**WORK TO BE COMPLETED**
Gather every line of the entries that includes the word "Financial".

**MATERIAL SHOWN**

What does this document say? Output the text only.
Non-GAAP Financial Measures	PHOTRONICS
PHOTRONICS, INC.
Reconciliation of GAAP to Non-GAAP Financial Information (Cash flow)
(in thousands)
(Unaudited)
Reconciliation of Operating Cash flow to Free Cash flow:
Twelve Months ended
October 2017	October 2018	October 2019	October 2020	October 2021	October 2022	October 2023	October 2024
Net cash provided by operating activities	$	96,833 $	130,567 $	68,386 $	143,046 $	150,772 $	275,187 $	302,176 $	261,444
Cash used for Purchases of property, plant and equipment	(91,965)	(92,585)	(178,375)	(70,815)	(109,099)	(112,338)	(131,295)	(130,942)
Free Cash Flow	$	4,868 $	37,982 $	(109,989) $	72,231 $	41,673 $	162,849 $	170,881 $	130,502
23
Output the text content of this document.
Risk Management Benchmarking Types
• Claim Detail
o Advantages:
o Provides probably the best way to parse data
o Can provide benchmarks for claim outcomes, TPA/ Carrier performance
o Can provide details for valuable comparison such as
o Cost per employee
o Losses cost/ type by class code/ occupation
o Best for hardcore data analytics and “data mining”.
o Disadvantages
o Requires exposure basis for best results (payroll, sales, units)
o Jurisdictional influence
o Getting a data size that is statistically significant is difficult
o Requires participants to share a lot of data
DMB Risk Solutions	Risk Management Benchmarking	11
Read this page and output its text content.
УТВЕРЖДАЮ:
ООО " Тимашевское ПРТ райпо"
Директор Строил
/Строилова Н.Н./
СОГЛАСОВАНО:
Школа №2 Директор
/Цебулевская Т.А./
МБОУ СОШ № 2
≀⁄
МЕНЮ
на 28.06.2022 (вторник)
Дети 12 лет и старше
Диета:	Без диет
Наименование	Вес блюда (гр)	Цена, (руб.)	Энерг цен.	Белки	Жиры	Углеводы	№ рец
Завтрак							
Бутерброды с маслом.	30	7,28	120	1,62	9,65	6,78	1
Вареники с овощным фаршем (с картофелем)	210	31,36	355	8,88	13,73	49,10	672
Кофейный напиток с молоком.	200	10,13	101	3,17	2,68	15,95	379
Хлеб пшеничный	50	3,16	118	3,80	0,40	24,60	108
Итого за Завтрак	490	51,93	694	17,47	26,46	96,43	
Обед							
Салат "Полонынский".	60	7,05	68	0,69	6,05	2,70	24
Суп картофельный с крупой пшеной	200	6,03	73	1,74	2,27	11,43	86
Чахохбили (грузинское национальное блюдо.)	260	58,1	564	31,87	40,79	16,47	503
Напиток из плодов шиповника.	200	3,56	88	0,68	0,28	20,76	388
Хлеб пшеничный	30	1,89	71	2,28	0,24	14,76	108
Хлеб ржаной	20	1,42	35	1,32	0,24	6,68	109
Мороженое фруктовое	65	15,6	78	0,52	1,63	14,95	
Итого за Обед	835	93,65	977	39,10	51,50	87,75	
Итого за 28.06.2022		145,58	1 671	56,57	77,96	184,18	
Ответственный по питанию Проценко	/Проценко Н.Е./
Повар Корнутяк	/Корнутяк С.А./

**IN RESPONSE**
Non-GAAP Financial Measures	PHOTRONICS
Reconciliation of GAAP to Non-GAAP Financial Information (Cash flow)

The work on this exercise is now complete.